**** AVAILABLE RECORDS ****

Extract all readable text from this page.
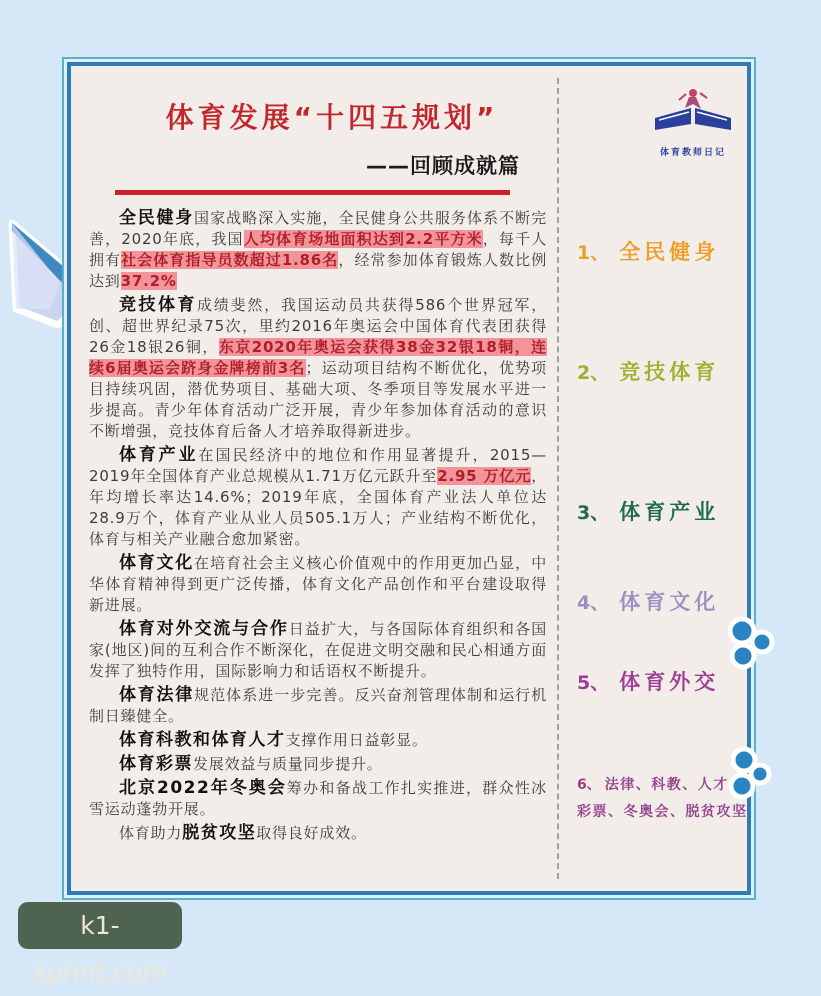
体育教师日记
体育发展“十四五规划”
——回顾成就篇

全民健身国家战略深入实施，全民健身公共服务体系不断完善，2020年底，我国人均体育场地面积达到2.2平方米，每千人拥有社会体育指导员数超过1.86名，经常参加体育锻炼人数比例达到37.2%

竞技体育成绩斐然，我国运动员共获得586个世界冠军，创、超世界纪录75次，里约2016年奥运会中国体育代表团获得26金18银26铜，东京2020年奥运会获得38金32银18铜，连续6届奥运会跻身金牌榜前3名；运动项目结构不断优化，优势项目持续巩固，潜优势项目、基础大项、冬季项目等发展水平进一步提高。青少年体育活动广泛开展，青少年参加体育活动的意识不断增强，竞技体育后备人才培养取得新进步。

体育产业在国民经济中的地位和作用显著提升，2015—2019年全国体育产业总规模从1.71万亿元跃升至2.95 万亿元，年均增长率达14.6%；2019年底，全国体育产业法人单位达28.9万个，体育产业从业人员505.1万人；产业结构不断优化，体育与相关产业融合愈加紧密。

体育文化在培育社会主义核心价值观中的作用更加凸显，中华体育精神得到更广泛传播，体育文化产品创作和平台建设取得新进展。

体育对外交流与合作日益扩大，与各国际体育组织和各国家(地区)间的互利合作不断深化，在促进文明交融和民心相通方面发挥了独特作用，国际影响力和话语权不断提升。

体育法律规范体系进一步完善。反兴奋剂管理体制和运行机制日臻健全。

体育科教和体育人才支撑作用日益彰显。

体育彩票发展效益与质量同步提升。

北京2022年冬奥会筹办和备战工作扎实推进，群众性冰雪运动蓬勃开展。

体育助力脱贫攻坚取得良好成效。

1、 全民健身
2、 竞技体育
3、 体育产业
4、 体育文化
5、 体育外交
6、 法律、科教、人才
彩票、冬奥会、脱贫攻坚
k1-sprint.com
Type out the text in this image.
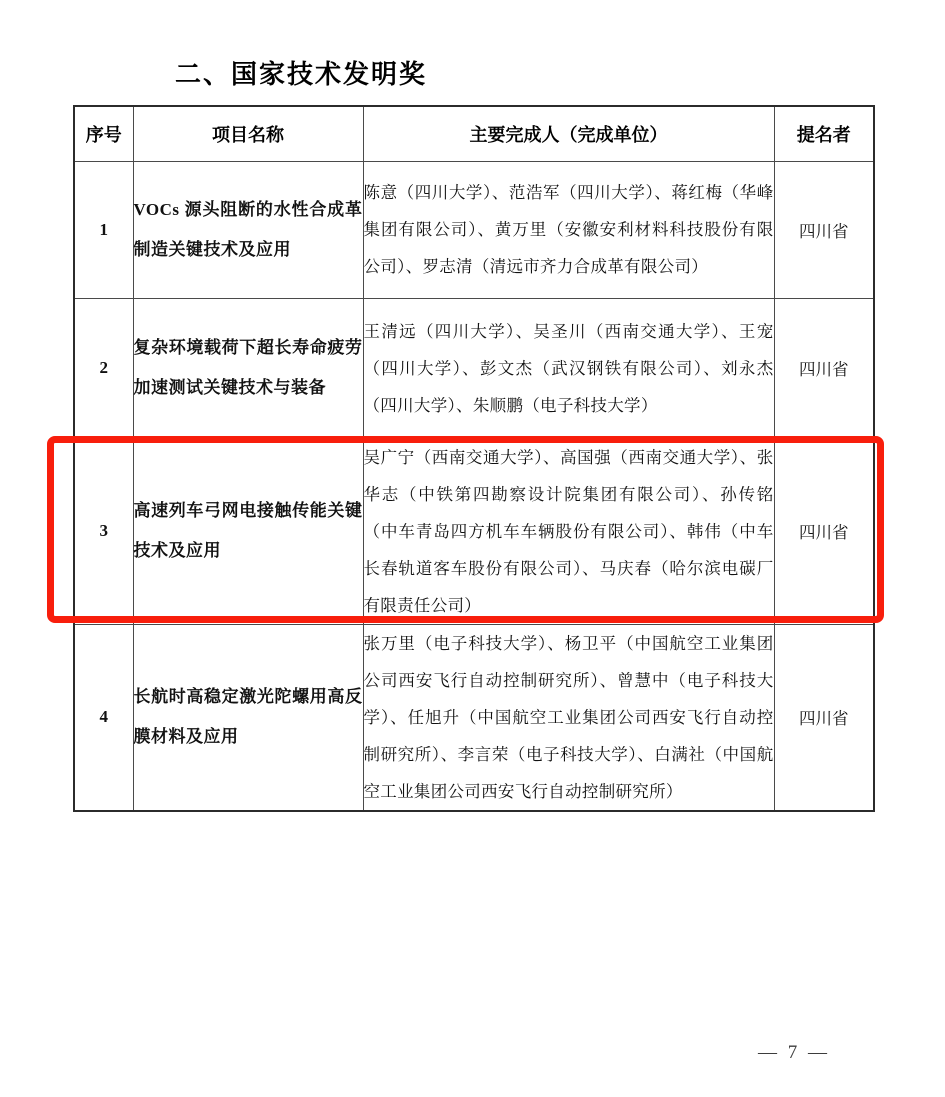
二、国家技术发明奖
序号	项目名称	主要完成人（完成单位）	提名者
1	VOCs 源头阻断的水性合成革制造关键技术及应用	陈意（四川大学）、范浩军（四川大学）、蒋红梅（华峰集团有限公司）、黄万里（安徽安利材料科技股份有限公司）、罗志清（清远市齐力合成革有限公司）	四川省
2	复杂环境载荷下超长寿命疲劳加速测试关键技术与装备	王清远（四川大学）、吴圣川（西南交通大学）、王宠（四川大学）、彭文杰（武汉钢铁有限公司）、刘永杰（四川大学）、朱顺鹏（电子科技大学）	四川省
3	高速列车弓网电接触传能关键技术及应用	吴广宁（西南交通大学）、高国强（西南交通大学）、张华志（中铁第四勘察设计院集团有限公司）、孙传铭（中车青岛四方机车车辆股份有限公司）、韩伟（中车长春轨道客车股份有限公司）、马庆春（哈尔滨电碳厂有限责任公司）	四川省
4	长航时高稳定激光陀螺用高反膜材料及应用	张万里（电子科技大学）、杨卫平（中国航空工业集团公司西安飞行自动控制研究所）、曾慧中（电子科技大学）、任旭升（中国航空工业集团公司西安飞行自动控制研究所）、李言荣（电子科技大学）、白满社（中国航空工业集团公司西安飞行自动控制研究所）	四川省
— 7 —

****

Quote all of the entries word for word, omitting any pictures.

■ ANSWER
Extract all readable text from this page.
体育教师日记
体育发展“十四五规划”
——回顾成就篇

全民健身国家战略深入实施，全民健身公共服务体系不断完善，2020年底，我国人均体育场地面积达到2.2平方米，每千人拥有社会体育指导员数超过1.86名，经常参加体育锻炼人数比例达到37.2%

竞技体育成绩斐然，我国运动员共获得586个世界冠军，创、超世界纪录75次，里约2016年奥运会中国体育代表团获得26金18银26铜，东京2020年奥运会获得38金32银18铜，连续6届奥运会跻身金牌榜前3名；运动项目结构不断优化，优势项目持续巩固，潜优势项目、基础大项、冬季项目等发展水平进一步提高。青少年体育活动广泛开展，青少年参加体育活动的意识不断增强，竞技体育后备人才培养取得新进步。

体育产业在国民经济中的地位和作用显著提升，2015—2019年全国体育产业总规模从1.71万亿元跃升至2.95 万亿元，年均增长率达14.6%；2019年底，全国体育产业法人单位达28.9万个，体育产业从业人员505.1万人；产业结构不断优化，体育与相关产业融合愈加紧密。

体育文化在培育社会主义核心价值观中的作用更加凸显，中华体育精神得到更广泛传播，体育文化产品创作和平台建设取得新进展。

体育对外交流与合作日益扩大，与各国际体育组织和各国家(地区)间的互利合作不断深化，在促进文明交融和民心相通方面发挥了独特作用，国际影响力和话语权不断提升。

体育法律规范体系进一步完善。反兴奋剂管理体制和运行机制日臻健全。

体育科教和体育人才支撑作用日益彰显。

体育彩票发展效益与质量同步提升。

北京2022年冬奥会筹办和备战工作扎实推进，群众性冰雪运动蓬勃开展。

体育助力脱贫攻坚取得良好成效。

1、 全民健身
2、 竞技体育
3、 体育产业
4、 体育文化
5、 体育外交
6、 法律、科教、人才
彩票、冬奥会、脱贫攻坚
k1-sprint.com
Type out the text in this image.
二、国家技术发明奖
序号	项目名称	主要完成人（完成单位）	提名者
1	VOCs 源头阻断的水性合成革制造关键技术及应用	陈意（四川大学）、范浩军（四川大学）、蒋红梅（华峰集团有限公司）、黄万里（安徽安利材料科技股份有限公司）、罗志清（清远市齐力合成革有限公司）	四川省
2	复杂环境载荷下超长寿命疲劳加速测试关键技术与装备	王清远（四川大学）、吴圣川（西南交通大学）、王宠（四川大学）、彭文杰（武汉钢铁有限公司）、刘永杰（四川大学）、朱顺鹏（电子科技大学）	四川省
3	高速列车弓网电接触传能关键技术及应用	吴广宁（西南交通大学）、高国强（西南交通大学）、张华志（中铁第四勘察设计院集团有限公司）、孙传铭（中车青岛四方机车车辆股份有限公司）、韩伟（中车长春轨道客车股份有限公司）、马庆春（哈尔滨电碳厂有限责任公司）	四川省
4	长航时高稳定激光陀螺用高反膜材料及应用	张万里（电子科技大学）、杨卫平（中国航空工业集团公司西安飞行自动控制研究所）、曾慧中（电子科技大学）、任旭升（中国航空工业集团公司西安飞行自动控制研究所）、李言荣（电子科技大学）、白满社（中国航空工业集团公司西安飞行自动控制研究所）	四川省
— 7 —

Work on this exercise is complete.